Lines holding the string "free" are the ones to copy from this listing.

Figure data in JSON
(begin)
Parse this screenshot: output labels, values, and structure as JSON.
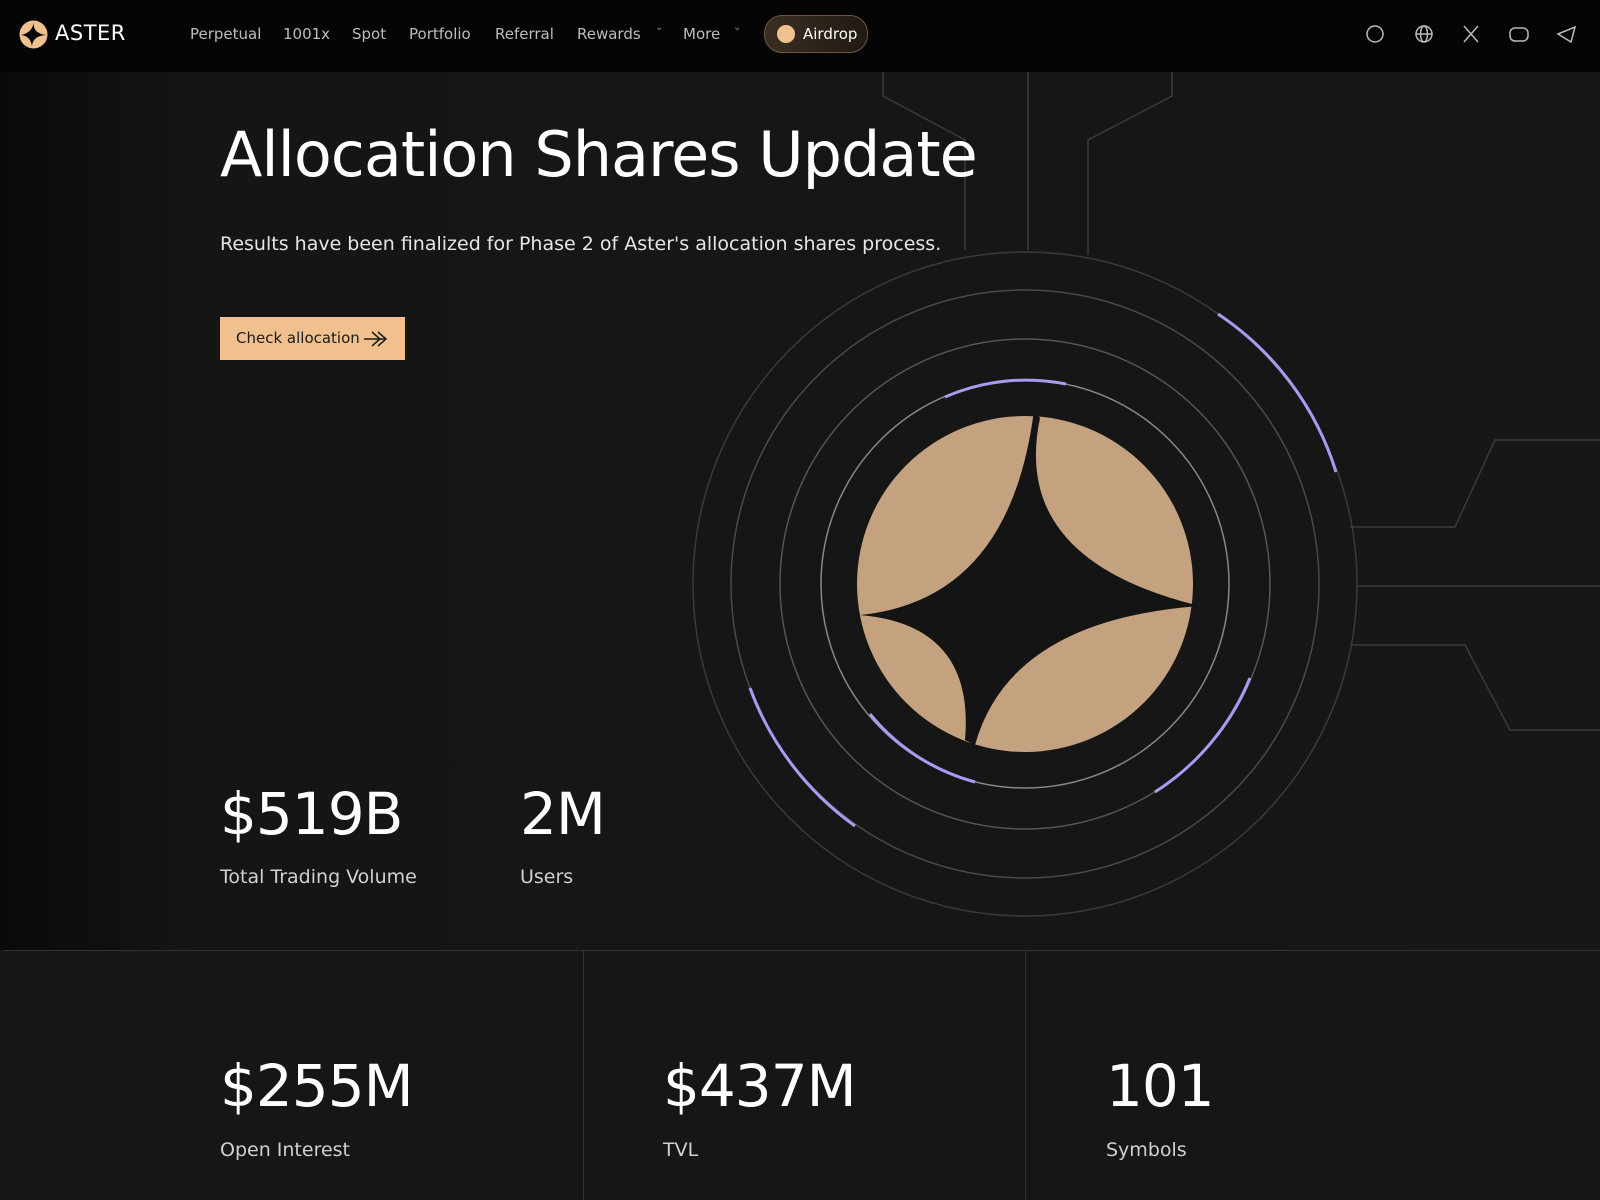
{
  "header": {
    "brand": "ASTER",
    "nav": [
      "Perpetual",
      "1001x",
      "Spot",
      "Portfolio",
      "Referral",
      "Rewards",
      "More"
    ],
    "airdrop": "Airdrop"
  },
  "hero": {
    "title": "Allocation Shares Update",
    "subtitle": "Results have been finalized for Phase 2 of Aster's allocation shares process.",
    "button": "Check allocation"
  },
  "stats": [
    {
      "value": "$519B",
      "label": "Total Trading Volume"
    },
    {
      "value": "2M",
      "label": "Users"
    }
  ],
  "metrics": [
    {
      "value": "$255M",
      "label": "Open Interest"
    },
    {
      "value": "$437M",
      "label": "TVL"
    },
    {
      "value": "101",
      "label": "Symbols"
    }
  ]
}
(end)
(begin)
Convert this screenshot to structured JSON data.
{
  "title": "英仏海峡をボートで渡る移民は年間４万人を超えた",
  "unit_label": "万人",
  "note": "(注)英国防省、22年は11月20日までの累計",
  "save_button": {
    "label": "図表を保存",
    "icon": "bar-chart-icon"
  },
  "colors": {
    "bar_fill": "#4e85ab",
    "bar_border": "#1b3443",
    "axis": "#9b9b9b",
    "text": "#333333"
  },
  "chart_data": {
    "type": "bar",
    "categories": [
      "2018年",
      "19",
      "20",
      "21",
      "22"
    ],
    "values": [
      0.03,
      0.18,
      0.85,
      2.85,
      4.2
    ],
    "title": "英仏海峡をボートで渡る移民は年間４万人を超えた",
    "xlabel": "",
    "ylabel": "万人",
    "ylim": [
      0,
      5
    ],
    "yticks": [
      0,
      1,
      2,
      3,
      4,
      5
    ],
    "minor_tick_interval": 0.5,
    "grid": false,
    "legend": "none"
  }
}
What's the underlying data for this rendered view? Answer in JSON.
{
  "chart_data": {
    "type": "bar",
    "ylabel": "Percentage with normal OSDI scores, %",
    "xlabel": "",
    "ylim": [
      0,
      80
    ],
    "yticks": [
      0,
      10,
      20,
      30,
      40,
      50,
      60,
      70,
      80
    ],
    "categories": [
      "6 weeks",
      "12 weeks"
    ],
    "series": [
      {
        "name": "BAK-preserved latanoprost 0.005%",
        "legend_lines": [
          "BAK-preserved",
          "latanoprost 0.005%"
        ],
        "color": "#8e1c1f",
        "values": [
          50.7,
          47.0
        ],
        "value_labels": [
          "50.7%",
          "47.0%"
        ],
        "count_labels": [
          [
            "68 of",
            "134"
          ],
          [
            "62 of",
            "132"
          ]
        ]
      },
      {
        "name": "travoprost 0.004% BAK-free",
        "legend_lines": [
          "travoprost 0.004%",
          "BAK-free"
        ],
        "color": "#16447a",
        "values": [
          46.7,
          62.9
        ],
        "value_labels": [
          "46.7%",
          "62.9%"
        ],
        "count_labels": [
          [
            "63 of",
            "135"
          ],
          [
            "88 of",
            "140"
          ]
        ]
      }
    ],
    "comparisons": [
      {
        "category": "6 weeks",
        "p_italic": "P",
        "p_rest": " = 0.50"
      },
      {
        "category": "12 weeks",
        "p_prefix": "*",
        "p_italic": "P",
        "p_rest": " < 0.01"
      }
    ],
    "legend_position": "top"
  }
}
(end)
Expected answer
        "name": "travoprost 0.004% BAK-free",
          "BAK-free"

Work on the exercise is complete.